-- START Supplied passage --

When Talking Heads recorded “Burning Down the House” they probably weren’t thinking about housebitches who would be making dinner at 1.30 in the afternoon so it’d be easy to heat up at 7.30 on Tuesday evening after attending their child’s school open house, messing up the process so badly that email was sent to a housebitch’s spouse reading, “I may have ruined all the vegetables for dinner, sorry about that.”
There was probably something more rock and roll in mind.
However, this actually happened to me, and once again, we’re mulling over the fact that burning vegetables can be a good thing. Burning things is something we shouldn’t really aim to do, in our day to day life — we don’t want to cause house fires, after all — but it really does seem to be true that a certain amount of godawful overcooking results in some really good food.
I’m not referring to steak here; we all know some people like their steak burnt to hell. Ditto with French fries and grilled cheese sandwiches (“the burnt parts are the best part!”).

-- END Supplied passage --
-- START Data supplied --

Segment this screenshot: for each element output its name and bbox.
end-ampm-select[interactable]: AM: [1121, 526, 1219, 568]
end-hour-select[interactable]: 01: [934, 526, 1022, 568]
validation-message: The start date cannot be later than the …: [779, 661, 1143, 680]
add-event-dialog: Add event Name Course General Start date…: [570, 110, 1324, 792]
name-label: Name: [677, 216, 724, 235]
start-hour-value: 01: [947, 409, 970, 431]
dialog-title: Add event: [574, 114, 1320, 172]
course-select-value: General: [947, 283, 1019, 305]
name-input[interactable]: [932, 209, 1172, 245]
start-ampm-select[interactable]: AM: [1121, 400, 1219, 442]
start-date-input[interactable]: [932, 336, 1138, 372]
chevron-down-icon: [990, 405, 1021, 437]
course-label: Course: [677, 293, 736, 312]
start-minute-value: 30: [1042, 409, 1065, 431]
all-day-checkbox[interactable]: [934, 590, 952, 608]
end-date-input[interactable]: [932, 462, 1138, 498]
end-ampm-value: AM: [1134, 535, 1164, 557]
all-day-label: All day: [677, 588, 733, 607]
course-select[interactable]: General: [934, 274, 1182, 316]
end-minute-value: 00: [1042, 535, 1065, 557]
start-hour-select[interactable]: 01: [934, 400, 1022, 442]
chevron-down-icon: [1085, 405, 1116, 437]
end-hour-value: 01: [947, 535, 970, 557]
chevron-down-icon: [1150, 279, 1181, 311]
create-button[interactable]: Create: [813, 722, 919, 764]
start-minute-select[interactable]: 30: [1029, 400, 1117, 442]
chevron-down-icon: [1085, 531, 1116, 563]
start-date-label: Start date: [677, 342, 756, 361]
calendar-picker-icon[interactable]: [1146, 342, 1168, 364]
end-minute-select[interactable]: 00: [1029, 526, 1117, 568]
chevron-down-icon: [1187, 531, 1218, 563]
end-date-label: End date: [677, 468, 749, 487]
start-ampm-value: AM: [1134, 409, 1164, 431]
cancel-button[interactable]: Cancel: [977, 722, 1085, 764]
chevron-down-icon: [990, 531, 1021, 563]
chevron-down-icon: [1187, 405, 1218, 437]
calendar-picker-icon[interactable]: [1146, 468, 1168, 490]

-- END Data supplied --

Required task 1: List every food the text about burning vegetables names specifically.
Required task 2: Update the text about burning vegetables between "There was probably" and "really good food.", inclusive, changing "house fires" to "kitchen fires".
Rely only on the text about burning vegetables when responding.

Written reply 1: vegetables, steak, French fries, grilled cheese sandwiches

Written reply 2:
There was probably something more rock and roll in mind.
However, this actually happened to me, and once again, we’re mulling over the fact that burning vegetables can be a good thing. Burning things is something we shouldn’t really aim to do, in our day to day life — we don’t want to cause kitchen fires, after all — but it really does seem to be true that a certain amount of godawful overcooking results in some really good food.